--- START OF Data to use ---

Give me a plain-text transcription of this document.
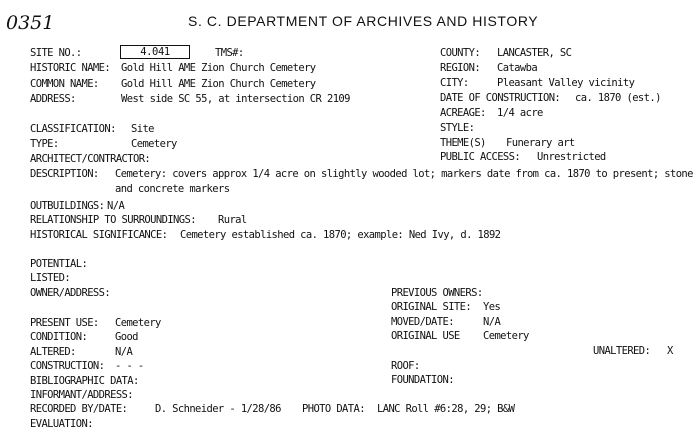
0351	S. C. DEPARTMENT OF ARCHIVES AND HISTORY
SITE NO.:	4.041	TMS#:
HISTORIC NAME: Gold Hill AME Zion Church Cemetery
COMMON NAME: Gold Hill AME Zion Church Cemetery
ADDRESS:	West side SC 55, at intersection CR 2109
CLASSIFICATION: Site
TYPE:	Cemetery
ARCHITECT/CONTRACTOR:
DESCRIPTION: Cemetery: covers approx 1/4 acre on slightly wooded lot; markers date from ca. 1870 to present; stone
and concrete markers
OUTBUILDINGS: N/A
RELATIONSHIP TO SURROUNDINGS: Rural
HISTORICAL SIGNIFICANCE: Cemetery established ca. 1870; example: Ned Ivy, d. 1892
POTENTIAL:
LISTED:
OWNER/ADDRESS:
PRESENT USE: Cemetery
CONDITION:	Good
ALTERED:	N/A
CONSTRUCTION: - - -
BIBLIOGRAPHIC DATA:
INFORMANT/ADDRESS:
RECORDED BY/DATE:	D. Schneider - 1/28/86 PHOTO DATA: LANC Roll #6:28, 29; B&W
EVALUATION:
COUNTY: LANCASTER, SC
REGION: Catawba
CITY:	Pleasant Valley vicinity
DATE OF CONSTRUCTION: ca. 1870 (est.)
ACREAGE: 1/4 acre
STYLE:
THEME(S) Funerary art
PUBLIC ACCESS: Unrestricted
PREVIOUS OWNERS:
ORIGINAL SITE: Yes
MOVED/DATE:	N/A
ORIGINAL USE Cemetery
UNALTERED: X
ROOF:
FOUNDATION:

--- END OF Data to use ---

Using the listing above, work out how many of its lines include "CONSTRUCTION", and give only the result.

→ Task output:
2